Exercise objective: Copy out, without any change, the lines of the records from the line containing "- qzone-photo[interactable]: [44, 796, 288, 1040]" through the line containing "- play-icon: [906, 901, 938, 937]", including both of those lines.

(Visual layout annotation data)
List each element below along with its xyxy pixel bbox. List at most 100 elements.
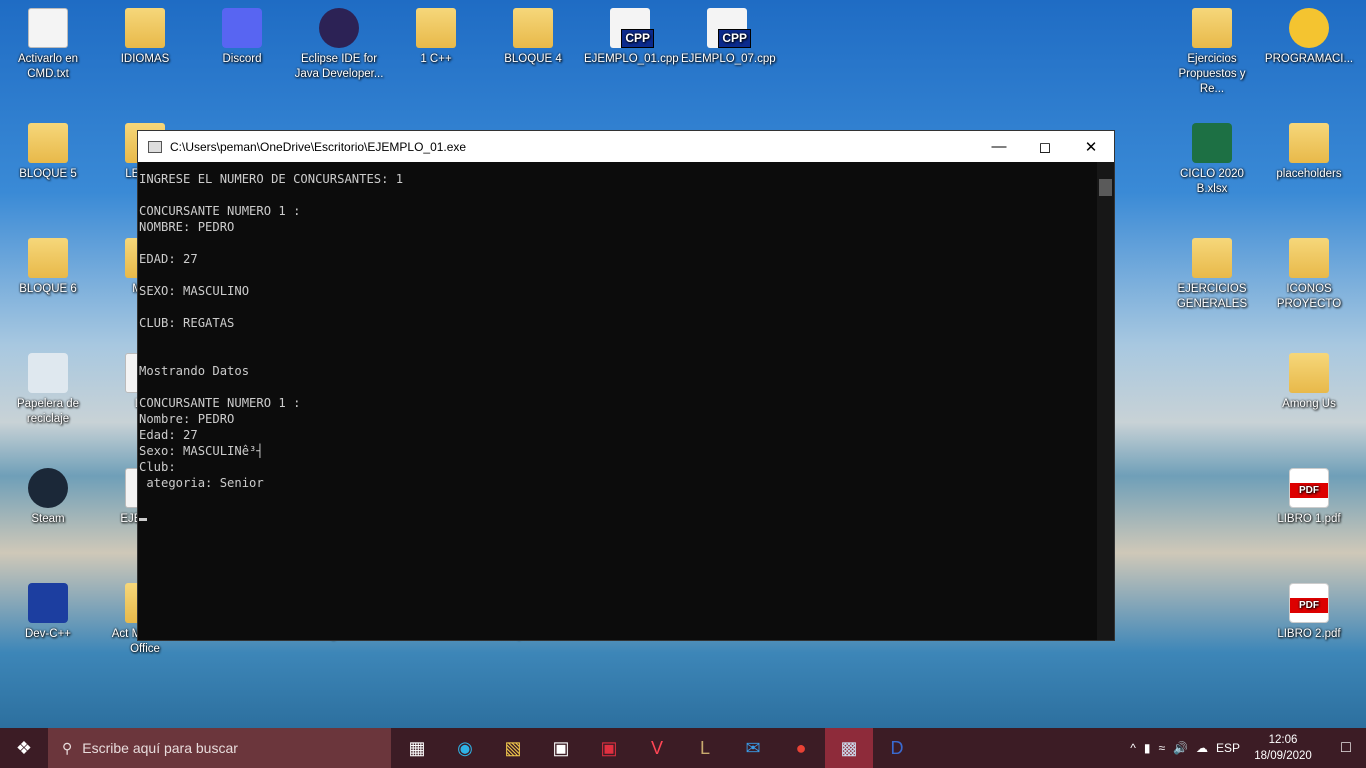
cpp-icon: CPP [610,8,654,48]
devcpp-icon [28,583,68,623]
taskbar-league-of-legends[interactable]: L [681,728,729,768]
desktop-icon-label: EJEMPLO_07.cpp [681,53,776,65]
desktop-icon-label: Papelera de reciclaje [16,398,80,425]
minimize-button[interactable]: — [976,131,1022,162]
date: 18/09/2020 [1254,750,1312,762]
eclipse-icon [319,8,359,48]
pdf-icon: PDF [1289,583,1329,623]
folder-icon [1192,238,1232,278]
desktop-icon[interactable]: BLOQUE 4 [487,8,579,67]
taskbar-task-view[interactable]: ▦ [393,728,441,768]
desktop-icon[interactable]: EJERCICIOS GENERALES [1166,238,1258,312]
text-cursor [139,518,147,521]
volume-icon[interactable]: 🔊 [1173,741,1188,755]
window-title: C:\Users\peman\OneDrive\Escritorio\EJEMP… [170,139,467,154]
mail-icon: ✉ [745,737,761,758]
console-window[interactable]: C:\Users\peman\OneDrive\Escritorio\EJEMP… [137,130,1115,641]
desktop-icon[interactable]: CICLO 2020 B.xlsx [1166,123,1258,197]
console-line: Mostrando Datos [139,364,250,378]
desktop-icon-label: BLOQUE 6 [19,283,77,295]
desktop-icon[interactable]: 1 C++ [390,8,482,67]
folder-icon [125,8,165,48]
desktop-icon-label: EJEMPLO_01.cpp [584,53,679,65]
excel-icon [1192,123,1232,163]
start-button[interactable]: ❖ [0,728,48,768]
desktop-icon-label: Eclipse IDE for Java Developer... [294,53,384,80]
taskbar-console[interactable]: ▩ [825,728,873,768]
taskbar-store[interactable]: ▣ [537,728,585,768]
store-icon: ▣ [552,737,570,758]
desktop-icon-label: Among Us [1282,398,1336,410]
desktop-icon[interactable]: Ejercicios Propuestos y Re... [1166,8,1258,97]
discord-icon [222,8,262,48]
folder-icon [513,8,553,48]
taskbar-file-explorer[interactable]: ▧ [489,728,537,768]
folder-icon [416,8,456,48]
desktop-icon[interactable]: BLOQUE 5 [2,123,94,182]
language-indicator[interactable]: ESP [1216,741,1240,755]
close-button[interactable]: ✕ [1068,131,1114,162]
taskbar-gift[interactable]: ▣ [585,728,633,768]
desktop-icon-label: CICLO 2020 B.xlsx [1180,168,1244,195]
desktop-icon[interactable]: Among Us [1263,353,1355,412]
taskbar-mail[interactable]: ✉ [729,728,777,768]
desktop-icon[interactable]: Papelera de reciclaje [2,353,94,427]
console-line: Nombre: PEDRO [139,412,235,426]
desktop-icon[interactable]: PROGRAMACI... [1263,8,1355,67]
scrollbar-thumb[interactable] [1099,179,1112,196]
desktop-icon[interactable]: Activarlo en CMD.txt [2,8,94,82]
desktop-icon-label: Dev-C++ [24,628,72,640]
search-placeholder: Escribe aquí para buscar [82,740,238,756]
desktop-icon[interactable]: CPP EJEMPLO_07.cpp [681,8,776,67]
desktop-icon[interactable]: BLOQUE 6 [2,238,94,297]
console-line: NOMBRE: PEDRO [139,220,235,234]
desktop-icon[interactable]: Discord [196,8,288,67]
desktop-icon[interactable]: Steam [2,468,94,527]
desktop-icon[interactable]: Dev-C++ [2,583,94,642]
taskbar-chrome[interactable]: ● [777,728,825,768]
taskbar-edge[interactable]: ◉ [441,728,489,768]
taskbar-devcpp[interactable]: D [873,728,921,768]
console-icon: ▩ [840,737,858,758]
console-line: CONCURSANTE NUMERO 1 : [139,204,301,218]
taskbar-valorant[interactable]: V [633,728,681,768]
league-of-legends-icon: L [699,737,710,758]
windows-icon: ❖ [15,737,33,758]
desktop-icon-label: placeholders [1276,168,1342,180]
console-output[interactable]: INGRESE EL NUMERO DE CONCURSANTES: 1 CONC… [138,171,403,523]
desktop-icon[interactable]: Eclipse IDE for Java Developer... [293,8,385,82]
onedrive-icon[interactable]: ☁ [1196,741,1208,755]
recycle-icon [28,353,68,393]
desktop-icon-label: BLOQUE 4 [504,53,562,65]
desktop-icon[interactable]: PDF LIBRO 1.pdf [1263,468,1355,527]
file-explorer-icon: ▧ [504,737,522,758]
console-line: ategoria: Senior [139,476,264,490]
gift-icon: ▣ [600,737,618,758]
desktop-icon[interactable]: placeholders [1263,123,1355,182]
desktop-icon[interactable]: ICONOS PROYECTO [1263,238,1355,312]
notifications-icon[interactable]: □ [1326,739,1366,757]
folder-icon [28,238,68,278]
title-bar[interactable]: C:\Users\peman\OneDrive\Escritorio\EJEMP… [138,131,1114,162]
vertical-scrollbar[interactable] [1097,162,1114,640]
console-line: SEXO: MASCULINO [139,284,250,298]
pdf-icon: PDF [1289,468,1329,508]
desktop-icon[interactable]: PDF LIBRO 2.pdf [1263,583,1355,642]
search-box[interactable]: ⚲ Escribe aquí para buscar [48,728,391,768]
clock[interactable]: 12:06 18/09/2020 [1248,732,1318,764]
maximize-button[interactable]: ◻ [1022,131,1068,162]
chrome-icon: ● [795,737,807,758]
wifi-icon[interactable]: ≈ [1158,741,1165,755]
battery-icon[interactable]: ▮ [1144,741,1151,755]
desktop-icon[interactable]: IDIOMAS [99,8,191,67]
desktop-icon-label: EJERCICIOS GENERALES [1176,283,1248,310]
desktop-icon-label: BLOQUE 5 [19,168,77,180]
chevron-up-icon[interactable]: ^ [1130,741,1136,755]
desktop-icon[interactable]: CPP EJEMPLO_01.cpp [584,8,679,67]
file-icon [28,8,68,48]
task-view-icon: ▦ [408,737,426,758]
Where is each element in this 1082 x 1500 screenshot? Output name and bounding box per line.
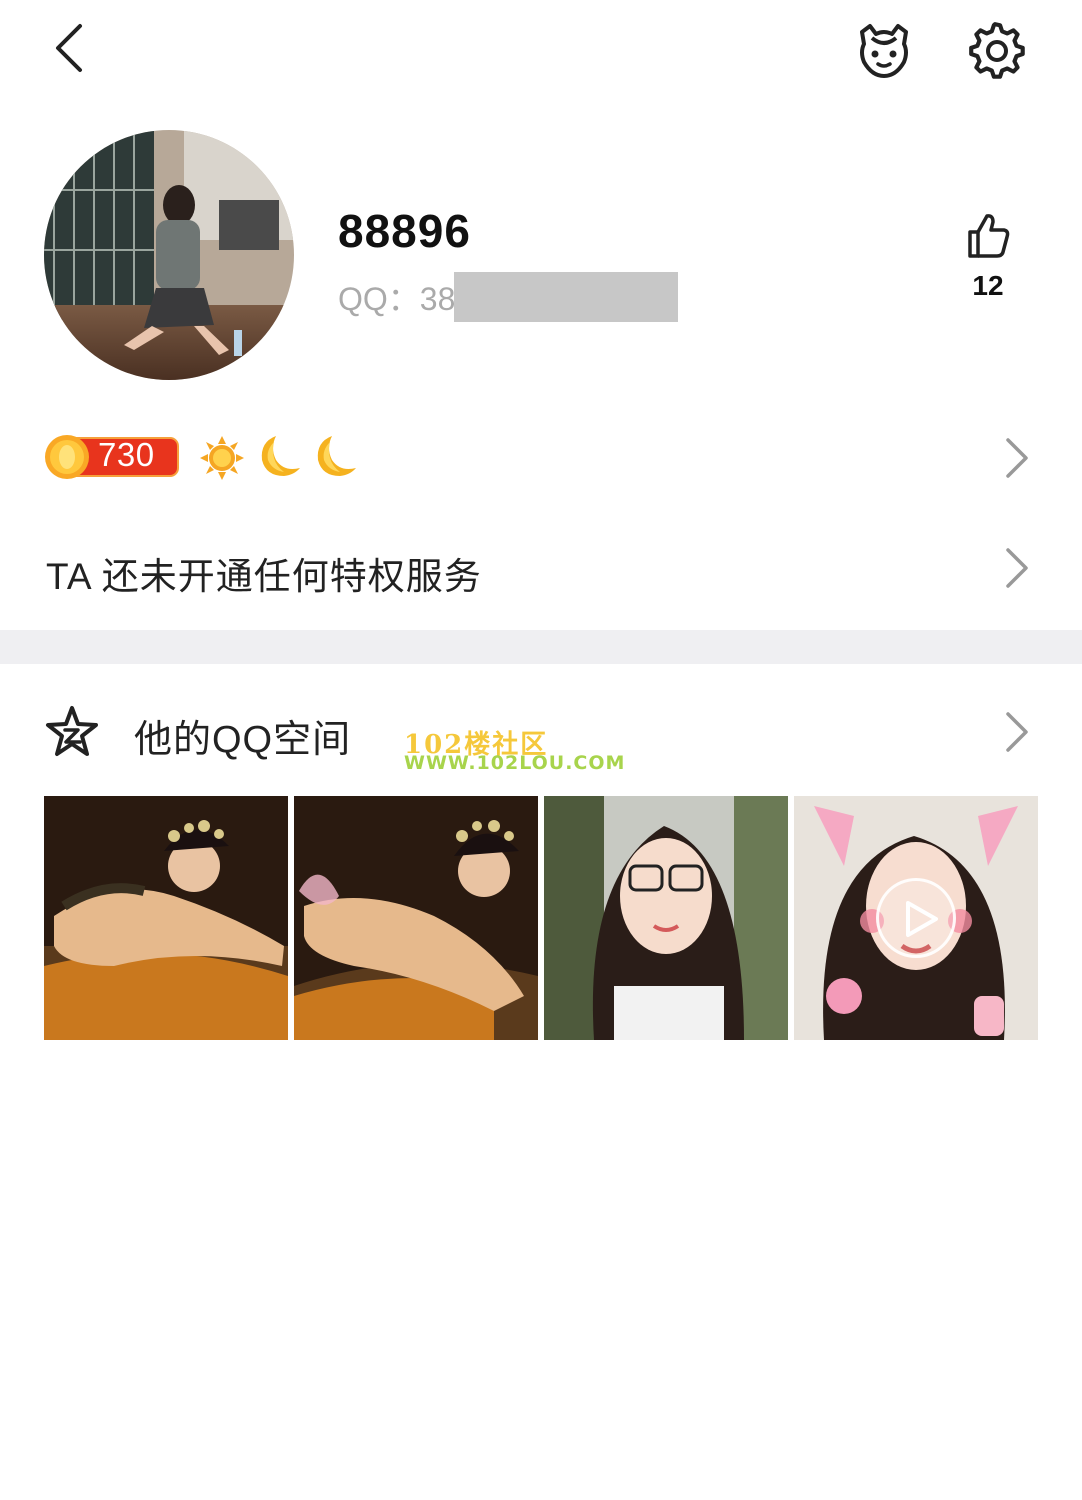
- qzone-photo[interactable]: [44, 796, 288, 1040]
- sun-icon: [200, 436, 244, 480]
- like-button[interactable]: [962, 210, 1014, 262]
- watermark-url: WWW.102LOU.COM: [404, 752, 626, 774]
- qzone-title: 他的QQ空间: [134, 719, 352, 761]
- avatar-photo: [44, 130, 294, 380]
- qzone-star-icon: [46, 706, 98, 756]
- qzone-row[interactable]: 他的QQ空间 102楼社区 WWW.102LOU.COM: [0, 690, 1082, 776]
- qq-number-label: QQ：38: [338, 281, 456, 317]
- settings-button[interactable]: [966, 20, 1026, 80]
- moon-icon: [261, 436, 300, 476]
- qzone-photo[interactable]: [544, 796, 788, 1040]
- photo-image: [544, 796, 788, 1040]
- gear-icon: [969, 22, 1025, 79]
- top-bar: [0, 0, 1082, 100]
- thumbs-up-icon: [968, 214, 1010, 258]
- avatar[interactable]: [44, 130, 294, 380]
- play-button[interactable]: [876, 878, 956, 958]
- chevron-right-icon: [1006, 438, 1028, 478]
- level-value: 730: [98, 436, 155, 473]
- privilege-text: TA 还未开通任何特权服务: [46, 556, 482, 597]
- back-chevron-icon: [56, 24, 82, 72]
- level-row[interactable]: 730: [0, 410, 1082, 502]
- qzone-photo-grid: [44, 796, 1038, 1042]
- chevron-right-icon: [1006, 712, 1028, 752]
- chevron-right-icon: [1006, 548, 1028, 588]
- qzone-video[interactable]: [794, 796, 1038, 1040]
- qq-number-redaction: [454, 272, 678, 322]
- nickname: 88896: [338, 205, 471, 257]
- qzone-photo[interactable]: [294, 796, 538, 1040]
- section-divider: [0, 630, 1082, 664]
- privilege-row[interactable]: TA 还未开通任何特权服务: [0, 520, 1082, 616]
- pet-face-icon: [860, 24, 908, 78]
- photo-image: [44, 796, 288, 1040]
- moon-icon: [317, 436, 356, 476]
- like-count: 12: [972, 270, 1004, 301]
- photo-image: [294, 796, 538, 1040]
- play-icon: [906, 901, 938, 937]
- pet-button[interactable]: [852, 18, 916, 82]
- back-button[interactable]: [40, 20, 96, 76]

Response to this exercise:
- qzone-photo[interactable]: [44, 796, 288, 1040]
- sun-icon: [200, 436, 244, 480]
- like-button[interactable]: [962, 210, 1014, 262]
- watermark-url: WWW.102LOU.COM: [404, 752, 626, 774]
- qzone-title: 他的QQ空间: [134, 719, 352, 761]
- avatar-photo: [44, 130, 294, 380]
- qzone-star-icon: [46, 706, 98, 756]
- qzone-row[interactable]: 他的QQ空间 102楼社区 WWW.102LOU.COM: [0, 690, 1082, 776]
- qq-number-label: QQ：38: [338, 281, 456, 317]
- settings-button[interactable]: [966, 20, 1026, 80]
- moon-icon: [261, 436, 300, 476]
- qzone-photo[interactable]: [544, 796, 788, 1040]
- photo-image: [544, 796, 788, 1040]
- gear-icon: [969, 22, 1025, 79]
- top-bar: [0, 0, 1082, 100]
- thumbs-up-icon: [968, 214, 1010, 258]
- avatar[interactable]: [44, 130, 294, 380]
- play-button[interactable]: [876, 878, 956, 958]
- chevron-right-icon: [1006, 438, 1028, 478]
- level-value: 730: [98, 436, 155, 473]
- privilege-text: TA 还未开通任何特权服务: [46, 556, 482, 597]
- back-chevron-icon: [56, 24, 82, 72]
- level-row[interactable]: 730: [0, 410, 1082, 502]
- qzone-photo-grid: [44, 796, 1038, 1042]
- chevron-right-icon: [1006, 712, 1028, 752]
- chevron-right-icon: [1006, 548, 1028, 588]
- qzone-video[interactable]: [794, 796, 1038, 1040]
- qq-number-redaction: [454, 272, 678, 322]
- nickname: 88896: [338, 205, 471, 257]
- qzone-photo[interactable]: [294, 796, 538, 1040]
- section-divider: [0, 630, 1082, 664]
- privilege-row[interactable]: TA 还未开通任何特权服务: [0, 520, 1082, 616]
- pet-face-icon: [860, 24, 908, 78]
- photo-image: [44, 796, 288, 1040]
- moon-icon: [317, 436, 356, 476]
- like-count: 12: [972, 270, 1004, 301]
- photo-image: [294, 796, 538, 1040]
- play-icon: [906, 901, 938, 937]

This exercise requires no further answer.